Written exercise: Identify each line holding the string "logo" and copy it.

Dataset excerpt:
========================================================================

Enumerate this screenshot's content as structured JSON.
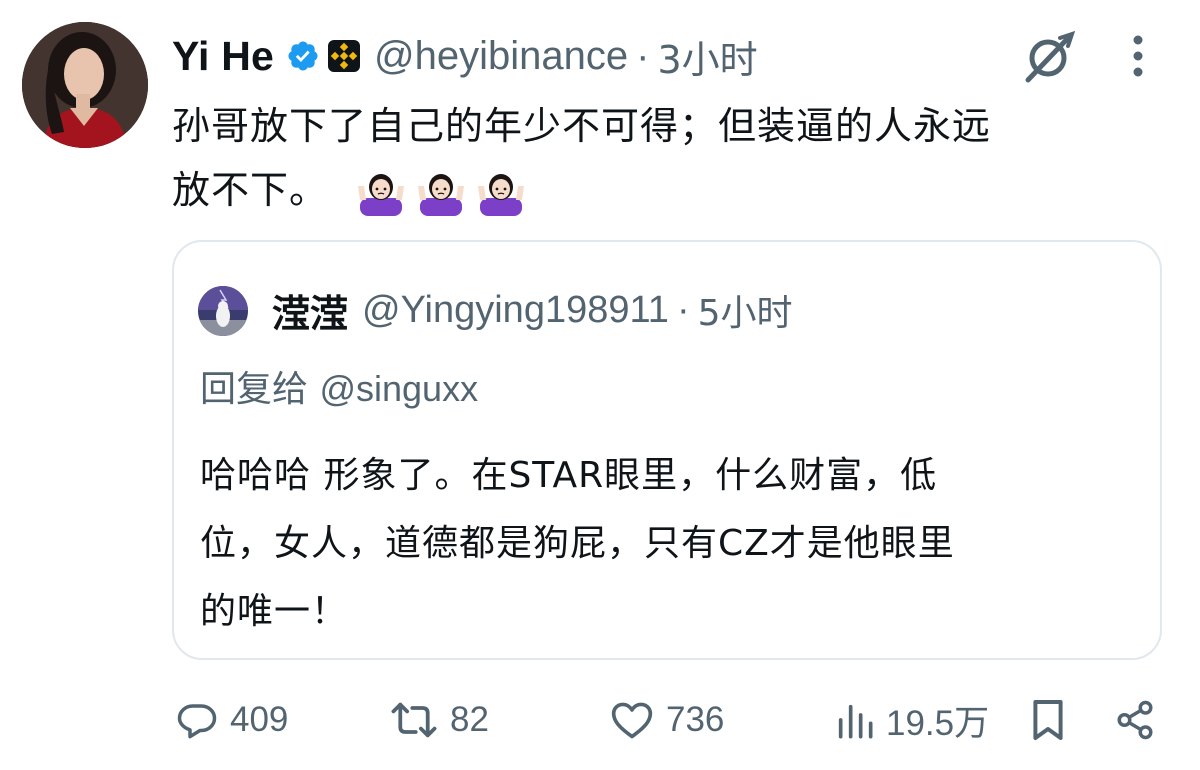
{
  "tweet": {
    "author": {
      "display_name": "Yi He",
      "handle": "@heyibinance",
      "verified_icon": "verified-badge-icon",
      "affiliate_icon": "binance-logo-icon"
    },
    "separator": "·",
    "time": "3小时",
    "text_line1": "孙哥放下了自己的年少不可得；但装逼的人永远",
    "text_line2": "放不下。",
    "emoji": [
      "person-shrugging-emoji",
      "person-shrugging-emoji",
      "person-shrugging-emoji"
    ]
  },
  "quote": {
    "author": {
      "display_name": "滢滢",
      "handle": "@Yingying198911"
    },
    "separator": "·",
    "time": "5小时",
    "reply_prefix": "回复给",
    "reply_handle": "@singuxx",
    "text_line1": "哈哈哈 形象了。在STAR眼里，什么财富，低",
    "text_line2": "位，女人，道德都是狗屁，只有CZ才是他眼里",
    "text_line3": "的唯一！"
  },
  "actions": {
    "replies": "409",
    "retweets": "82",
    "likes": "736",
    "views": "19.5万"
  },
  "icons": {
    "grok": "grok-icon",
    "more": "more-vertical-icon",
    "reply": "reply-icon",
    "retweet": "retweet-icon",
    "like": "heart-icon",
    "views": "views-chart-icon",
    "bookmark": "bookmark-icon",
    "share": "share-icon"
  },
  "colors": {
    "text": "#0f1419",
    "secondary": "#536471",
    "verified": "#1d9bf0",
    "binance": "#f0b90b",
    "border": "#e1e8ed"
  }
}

========================================================================

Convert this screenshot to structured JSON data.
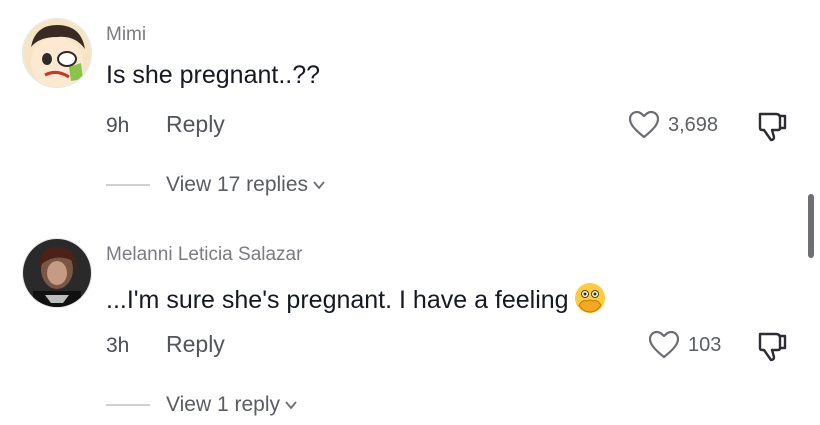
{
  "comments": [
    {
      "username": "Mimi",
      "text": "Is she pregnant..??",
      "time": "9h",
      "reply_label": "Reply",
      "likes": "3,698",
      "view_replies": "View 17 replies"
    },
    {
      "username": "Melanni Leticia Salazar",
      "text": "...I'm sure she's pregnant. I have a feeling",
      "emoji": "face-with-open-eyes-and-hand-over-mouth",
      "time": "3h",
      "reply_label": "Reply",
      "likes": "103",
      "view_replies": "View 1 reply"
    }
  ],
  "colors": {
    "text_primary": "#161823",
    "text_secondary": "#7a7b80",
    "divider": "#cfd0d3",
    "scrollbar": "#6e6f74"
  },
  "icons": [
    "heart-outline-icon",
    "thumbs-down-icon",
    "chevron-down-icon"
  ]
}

========================================================================

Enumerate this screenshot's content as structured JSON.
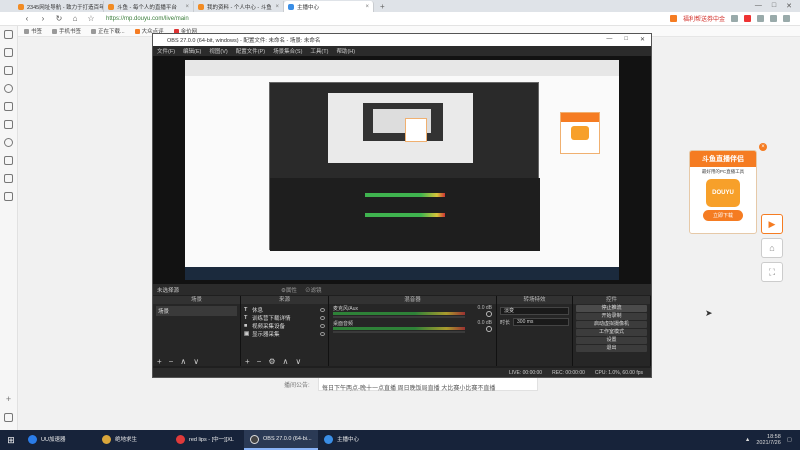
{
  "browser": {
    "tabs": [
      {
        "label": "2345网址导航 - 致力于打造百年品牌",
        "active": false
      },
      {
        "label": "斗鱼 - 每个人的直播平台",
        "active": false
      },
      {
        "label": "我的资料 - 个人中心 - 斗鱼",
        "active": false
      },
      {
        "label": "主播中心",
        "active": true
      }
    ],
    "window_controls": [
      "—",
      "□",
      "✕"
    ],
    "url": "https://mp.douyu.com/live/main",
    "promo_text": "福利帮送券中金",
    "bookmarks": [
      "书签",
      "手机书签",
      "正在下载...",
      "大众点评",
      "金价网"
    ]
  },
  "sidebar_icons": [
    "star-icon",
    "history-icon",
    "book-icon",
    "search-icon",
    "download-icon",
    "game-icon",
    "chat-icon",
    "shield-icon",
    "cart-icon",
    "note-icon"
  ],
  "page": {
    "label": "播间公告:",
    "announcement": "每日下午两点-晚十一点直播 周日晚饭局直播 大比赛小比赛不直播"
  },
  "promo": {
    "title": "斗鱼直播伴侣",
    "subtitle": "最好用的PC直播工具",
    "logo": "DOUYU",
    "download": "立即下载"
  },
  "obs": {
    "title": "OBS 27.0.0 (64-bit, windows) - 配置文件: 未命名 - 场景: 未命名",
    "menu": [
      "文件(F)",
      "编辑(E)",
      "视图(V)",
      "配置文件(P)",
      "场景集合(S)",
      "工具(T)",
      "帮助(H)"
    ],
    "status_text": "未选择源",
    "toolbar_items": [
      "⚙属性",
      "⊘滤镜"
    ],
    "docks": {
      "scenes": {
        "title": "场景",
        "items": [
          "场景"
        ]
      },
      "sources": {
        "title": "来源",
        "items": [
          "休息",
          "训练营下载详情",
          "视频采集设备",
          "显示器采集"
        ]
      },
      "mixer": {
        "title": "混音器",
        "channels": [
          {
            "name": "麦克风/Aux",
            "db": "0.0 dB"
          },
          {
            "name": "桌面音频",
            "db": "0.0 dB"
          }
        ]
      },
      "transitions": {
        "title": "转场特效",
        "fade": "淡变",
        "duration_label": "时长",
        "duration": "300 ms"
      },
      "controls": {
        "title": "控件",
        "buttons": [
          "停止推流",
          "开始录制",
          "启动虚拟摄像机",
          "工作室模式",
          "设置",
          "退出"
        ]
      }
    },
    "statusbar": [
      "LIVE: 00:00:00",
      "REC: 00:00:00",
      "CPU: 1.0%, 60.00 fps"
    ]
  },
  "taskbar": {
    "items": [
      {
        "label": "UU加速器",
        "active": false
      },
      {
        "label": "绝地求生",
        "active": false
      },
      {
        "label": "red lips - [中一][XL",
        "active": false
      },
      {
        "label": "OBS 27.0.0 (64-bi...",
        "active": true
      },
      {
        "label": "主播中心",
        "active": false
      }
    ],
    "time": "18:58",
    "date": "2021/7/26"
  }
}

========================================================================

Solution to this problem:
      "affiliate_icon": "binance-logo-icon"
    "logo": "DOUYU",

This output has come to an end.